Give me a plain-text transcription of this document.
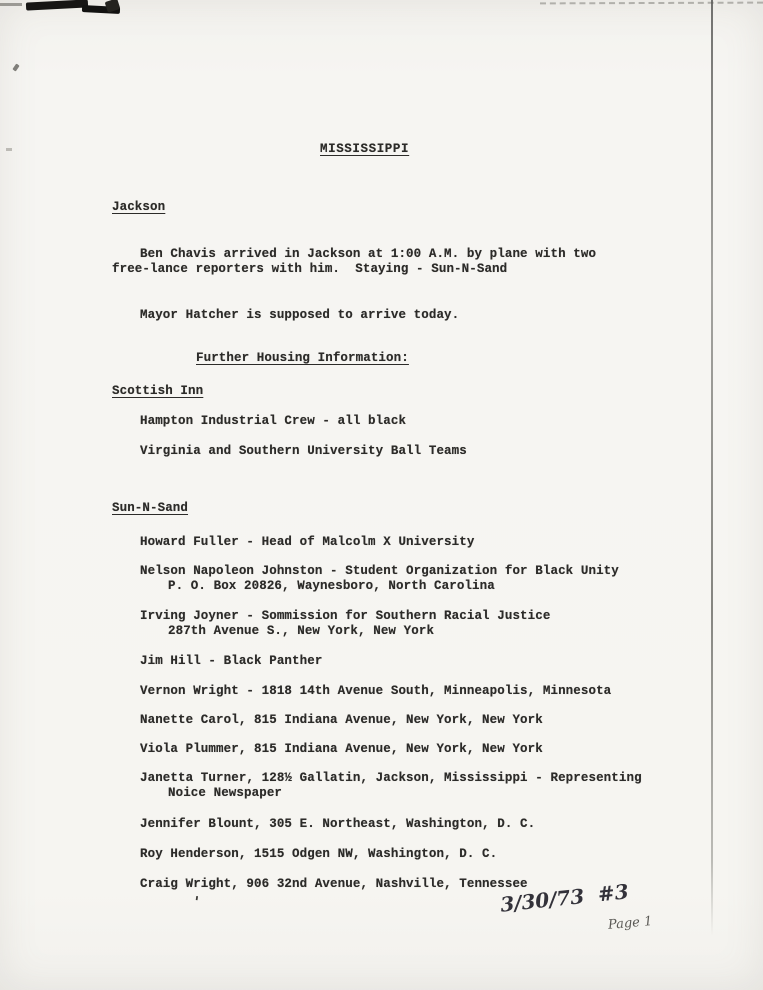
MISSISSIPPI
Jackson
Ben Chavis arrived in Jackson at 1:00 A.M. by plane with two
free-lance reporters with him.  Staying - Sun-N-Sand
Mayor Hatcher is supposed to arrive today.
Further Housing Information:
Scottish Inn
Hampton Industrial Crew - all black
Virginia and Southern University Ball Teams
Sun-N-Sand
Howard Fuller - Head of Malcolm X University
Nelson Napoleon Johnston - Student Organization for Black Unity
P. O. Box 20826, Waynesboro, North Carolina
Irving Joyner - Sommission for Southern Racial Justice
287th Avenue S., New York, New York
Jim Hill - Black Panther
Vernon Wright - 1818 14th Avenue South, Minneapolis, Minnesota
Nanette Carol, 815 Indiana Avenue, New York, New York
Viola Plummer, 815 Indiana Avenue, New York, New York
Janetta Turner, 128½ Gallatin, Jackson, Mississippi - Representing
Noice Newspaper
Jennifer Blount, 305 E. Northeast, Washington, D. C.
Roy Henderson, 1515 Odgen NW, Washington, D. C.
Craig Wright, 906 32nd Avenue, Nashville, Tennessee
'	3/30/73  #3
Page 1
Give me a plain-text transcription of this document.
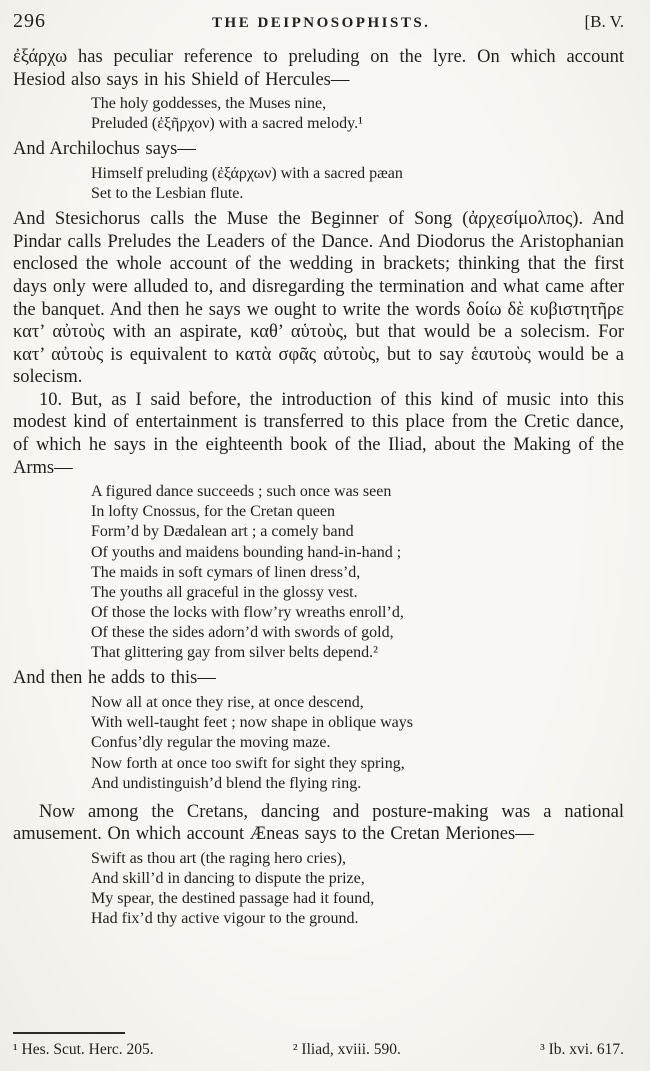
296	THE DEIPNOSOPHISTS.	[B. V.

ἐξάρχω has peculiar reference to preluding on the lyre. On which account Hesiod also says in his Shield of Hercules—

The holy goddesses, the Muses nine,
Preluded (ἐξῆρχον) with a sacred melody.¹

And Archilochus says—

Himself preluding (ἐξάρχων) with a sacred pæan
Set to the Lesbian flute.

And Stesichorus calls the Muse the Beginner of Song (ἀρχεσίμολπος). And Pindar calls Preludes the Leaders of the Dance. And Diodorus the Aristophanian enclosed the whole account of the wedding in brackets; thinking that the first days only were alluded to, and disregarding the termination and what came after the banquet. And then he says we ought to write the words δοίω δὲ κυβιστητῆρε κατ’ αὐτοὺς with an aspirate, καθ’ αὑτοὺς, but that would be a solecism. For κατ’ αὐτοὺς is equivalent to κατὰ σφᾶς αὐτοὺς, but to say ἑαυτοὺς would be a solecism.

10. But, as I said before, the introduction of this kind of music into this modest kind of entertainment is transferred to this place from the Cretic dance, of which he says in the eighteenth book of the Iliad, about the Making of the Arms—

A figured dance succeeds ; such once was seen
In lofty Cnossus, for the Cretan queen
Form’d by Dædalean art ; a comely band
Of youths and maidens bounding hand-in-hand ;
The maids in soft cymars of linen dress’d,
The youths all graceful in the glossy vest.
Of those the locks with flow’ry wreaths enroll’d,
Of these the sides adorn’d with swords of gold,
That glittering gay from silver belts depend.²

And then he adds to this—

Now all at once they rise, at once descend,
With well-taught feet ; now shape in oblique ways
Confus’dly regular the moving maze.
Now forth at once too swift for sight they spring,
And undistinguish’d blend the flying ring.

Now among the Cretans, dancing and posture-making was a national amusement. On which account Æneas says to the Cretan Meriones—

Swift as thou art (the raging hero cries),
And skill’d in dancing to dispute the prize,
My spear, the destined passage had it found,
Had fix’d thy active vigour to the ground.
¹ Hes. Scut. Herc. 205.	² Iliad, xviii. 590.	³ Ib. xvi. 617.
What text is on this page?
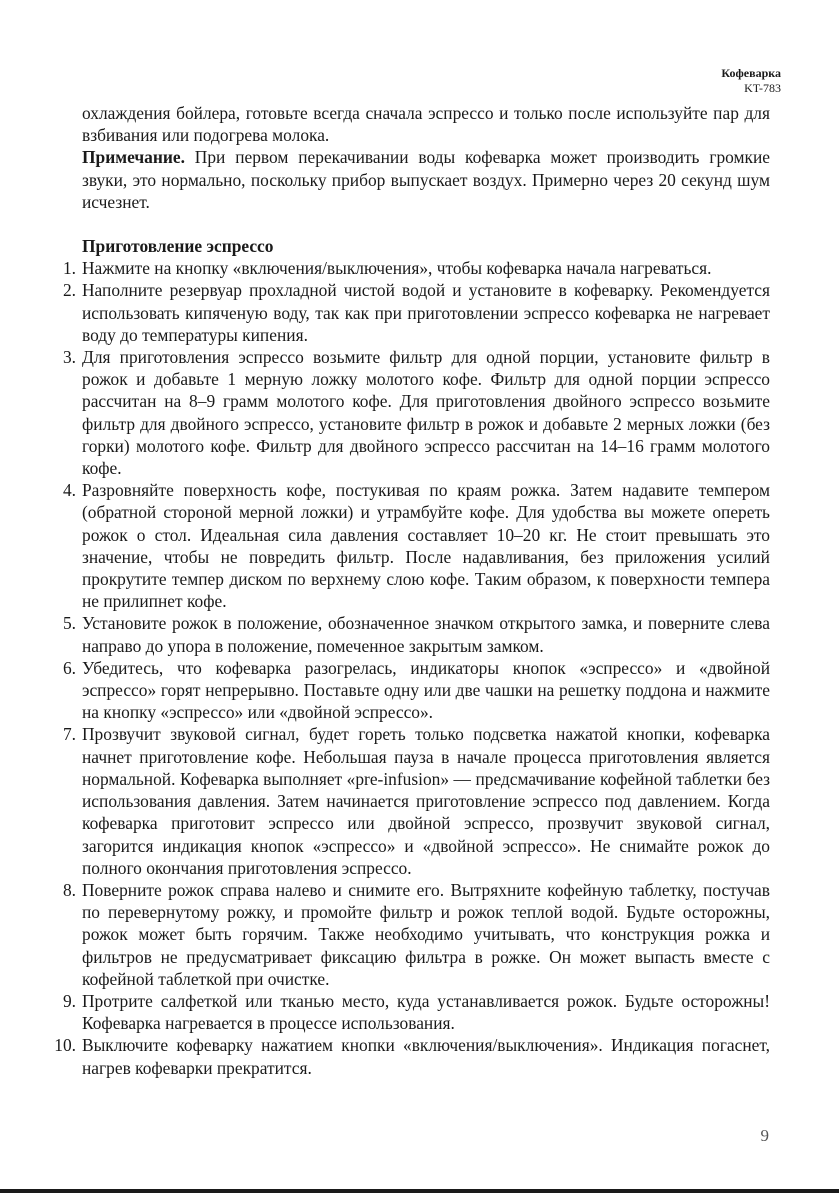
Кофеварка
KT-783

охлаждения бойлера, готовьте всегда сначала эспрессо и только после используйте пар для взбивания или подогрева молока.

Примечание. При первом перекачивании воды кофеварка может производить громкие звуки, это нормально, поскольку прибор выпускает воздух. Примерно через 20 секунд шум исчезнет.

Приготовление эспрессо

1. Нажмите на кнопку «включения/выключения», чтобы кофеварка начала нагреваться.
2. Наполните резервуар прохладной чистой водой и установите в кофеварку. Рекомендуется использовать кипяченую воду, так как при приготовлении эспрессо кофеварка не нагревает воду до температуры кипения.
3. Для приготовления эспрессо возьмите фильтр для одной порции, установите фильтр в рожок и добавьте 1 мерную ложку молотого кофе. Фильтр для одной порции эспрессо рассчитан на 8–9 грамм молотого кофе. Для приготовления двойного эспрессо возьмите фильтр для двойного эспрессо, установите фильтр в рожок и добавьте 2 мерных ложки (без горки) молотого кофе. Фильтр для двойного эспрессо рассчитан на 14–16 грамм молотого кофе.
4. Разровняйте поверхность кофе, постукивая по краям рожка. Затем надавите темпером (обратной стороной мерной ложки) и утрамбуйте кофе. Для удобства вы можете опереть рожок о стол. Идеальная сила давления составляет 10–20 кг. Не стоит превышать это значение, чтобы не повредить фильтр. После надавливания, без приложения усилий прокрутите темпер диском по верхнему слою кофе. Таким образом, к поверхности темпера не прилипнет кофе.
5. Установите рожок в положение, обозначенное значком открытого замка, и поверните слева направо до упора в положение, помеченное закрытым замком.
6. Убедитесь, что кофеварка разогрелась, индикаторы кнопок «эспрессо» и «двойной эспрессо» горят непрерывно. Поставьте одну или две чашки на решетку поддона и нажмите на кнопку «эспрессо» или «двойной эспрессо».
7. Прозвучит звуковой сигнал, будет гореть только подсветка нажатой кнопки, кофеварка начнет приготовление кофе. Небольшая пауза в начале процесса приготовления является нормальной. Кофеварка выполняет «pre-infusion» — предсмачивание кофейной таблетки без использования давления. Затем начинается приготовление эспрессо под давлением. Когда кофеварка приготовит эспрессо или двойной эспрессо, прозвучит звуковой сигнал, загорится индикация кнопок «эспрессо» и «двойной эспрессо». Не снимайте рожок до полного окончания приготовления эспрессо.
8. Поверните рожок справа налево и снимите его. Вытряхните кофейную таблетку, постучав по перевернутому рожку, и промойте фильтр и рожок теплой водой. Будьте осторожны, рожок может быть горячим. Также необходимо учитывать, что конструкция рожка и фильтров не предусматривает фиксацию фильтра в рожке. Он может выпасть вместе с кофейной таблеткой при очистке.
9. Протрите салфеткой или тканью место, куда устанавливается рожок. Будьте осторожны! Кофеварка нагревается в процессе использования.
10. Выключите кофеварку нажатием кнопки «включения/выключения». Индикация погаснет, нагрев кофеварки прекратится.
9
------------------------
The exercise: Repeat the records above exactly, leaving out the pictures.

Task answer:
Give me a plain-text transcription of this document.
MISSISSIPPI
Jackson
Ben Chavis arrived in Jackson at 1:00 A.M. by plane with two
free-lance reporters with him.  Staying - Sun-N-Sand
Mayor Hatcher is supposed to arrive today.
Further Housing Information:
Scottish Inn
Hampton Industrial Crew - all black
Virginia and Southern University Ball Teams
Sun-N-Sand
Howard Fuller - Head of Malcolm X University
Nelson Napoleon Johnston - Student Organization for Black Unity
P. O. Box 20826, Waynesboro, North Carolina
Irving Joyner - Sommission for Southern Racial Justice
287th Avenue S., New York, New York
Jim Hill - Black Panther
Vernon Wright - 1818 14th Avenue South, Minneapolis, Minnesota
Nanette Carol, 815 Indiana Avenue, New York, New York
Viola Plummer, 815 Indiana Avenue, New York, New York
Janetta Turner, 128½ Gallatin, Jackson, Mississippi - Representing
Noice Newspaper
Jennifer Blount, 305 E. Northeast, Washington, D. C.
Roy Henderson, 1515 Odgen NW, Washington, D. C.
Craig Wright, 906 32nd Avenue, Nashville, Tennessee
'	3/30/73  #3
Page 1
Give me a plain-text transcription of this document.
296	THE DEIPNOSOPHISTS.	[B. V.

ἐξάρχω has peculiar reference to preluding on the lyre. On which account Hesiod also says in his Shield of Hercules—

The holy goddesses, the Muses nine,
Preluded (ἐξῆρχον) with a sacred melody.¹

And Archilochus says—

Himself preluding (ἐξάρχων) with a sacred pæan
Set to the Lesbian flute.

And Stesichorus calls the Muse the Beginner of Song (ἀρχεσίμολπος). And Pindar calls Preludes the Leaders of the Dance. And Diodorus the Aristophanian enclosed the whole account of the wedding in brackets; thinking that the first days only were alluded to, and disregarding the termination and what came after the banquet. And then he says we ought to write the words δοίω δὲ κυβιστητῆρε κατ’ αὐτοὺς with an aspirate, καθ’ αὑτοὺς, but that would be a solecism. For κατ’ αὐτοὺς is equivalent to κατὰ σφᾶς αὐτοὺς, but to say ἑαυτοὺς would be a solecism.

10. But, as I said before, the introduction of this kind of music into this modest kind of entertainment is transferred to this place from the Cretic dance, of which he says in the eighteenth book of the Iliad, about the Making of the Arms—

A figured dance succeeds ; such once was seen
In lofty Cnossus, for the Cretan queen
Form’d by Dædalean art ; a comely band
Of youths and maidens bounding hand-in-hand ;
The maids in soft cymars of linen dress’d,
The youths all graceful in the glossy vest.
Of those the locks with flow’ry wreaths enroll’d,
Of these the sides adorn’d with swords of gold,
That glittering gay from silver belts depend.²

And then he adds to this—

Now all at once they rise, at once descend,
With well-taught feet ; now shape in oblique ways
Confus’dly regular the moving maze.
Now forth at once too swift for sight they spring,
And undistinguish’d blend the flying ring.

Now among the Cretans, dancing and posture-making was a national amusement. On which account Æneas says to the Cretan Meriones—

Swift as thou art (the raging hero cries),
And skill’d in dancing to dispute the prize,
My spear, the destined passage had it found,
Had fix’d thy active vigour to the ground.
¹ Hes. Scut. Herc. 205.	² Iliad, xviii. 590.	³ Ib. xvi. 617.
What text is on this page?
Кофеварка
KT-783

охлаждения бойлера, готовьте всегда сначала эспрессо и только после используйте пар для взбивания или подогрева молока.

Примечание. При первом перекачивании воды кофеварка может производить громкие звуки, это нормально, поскольку прибор выпускает воздух. Примерно через 20 секунд шум исчезнет.

Приготовление эспрессо

1. Нажмите на кнопку «включения/выключения», чтобы кофеварка начала нагреваться.
2. Наполните резервуар прохладной чистой водой и установите в кофеварку. Рекомендуется использовать кипяченую воду, так как при приготовлении эспрессо кофеварка не нагревает воду до температуры кипения.
3. Для приготовления эспрессо возьмите фильтр для одной порции, установите фильтр в рожок и добавьте 1 мерную ложку молотого кофе. Фильтр для одной порции эспрессо рассчитан на 8–9 грамм молотого кофе. Для приготовления двойного эспрессо возьмите фильтр для двойного эспрессо, установите фильтр в рожок и добавьте 2 мерных ложки (без горки) молотого кофе. Фильтр для двойного эспрессо рассчитан на 14–16 грамм молотого кофе.
4. Разровняйте поверхность кофе, постукивая по краям рожка. Затем надавите темпером (обратной стороной мерной ложки) и утрамбуйте кофе. Для удобства вы можете опереть рожок о стол. Идеальная сила давления составляет 10–20 кг. Не стоит превышать это значение, чтобы не повредить фильтр. После надавливания, без приложения усилий прокрутите темпер диском по верхнему слою кофе. Таким образом, к поверхности темпера не прилипнет кофе.
5. Установите рожок в положение, обозначенное значком открытого замка, и поверните слева направо до упора в положение, помеченное закрытым замком.
6. Убедитесь, что кофеварка разогрелась, индикаторы кнопок «эспрессо» и «двойной эспрессо» горят непрерывно. Поставьте одну или две чашки на решетку поддона и нажмите на кнопку «эспрессо» или «двойной эспрессо».
7. Прозвучит звуковой сигнал, будет гореть только подсветка нажатой кнопки, кофеварка начнет приготовление кофе. Небольшая пауза в начале процесса приготовления является нормальной. Кофеварка выполняет «pre-infusion» — предсмачивание кофейной таблетки без использования давления. Затем начинается приготовление эспрессо под давлением. Когда кофеварка приготовит эспрессо или двойной эспрессо, прозвучит звуковой сигнал, загорится индикация кнопок «эспрессо» и «двойной эспрессо». Не снимайте рожок до полного окончания приготовления эспрессо.
8. Поверните рожок справа налево и снимите его. Вытряхните кофейную таблетку, постучав по перевернутому рожку, и промойте фильтр и рожок теплой водой. Будьте осторожны, рожок может быть горячим. Также необходимо учитывать, что конструкция рожка и фильтров не предусматривает фиксацию фильтра в рожке. Он может выпасть вместе с кофейной таблеткой при очистке.
9. Протрите салфеткой или тканью место, куда устанавливается рожок. Будьте осторожны! Кофеварка нагревается в процессе использования.
10. Выключите кофеварку нажатием кнопки «включения/выключения». Индикация погаснет, нагрев кофеварки прекратится.
9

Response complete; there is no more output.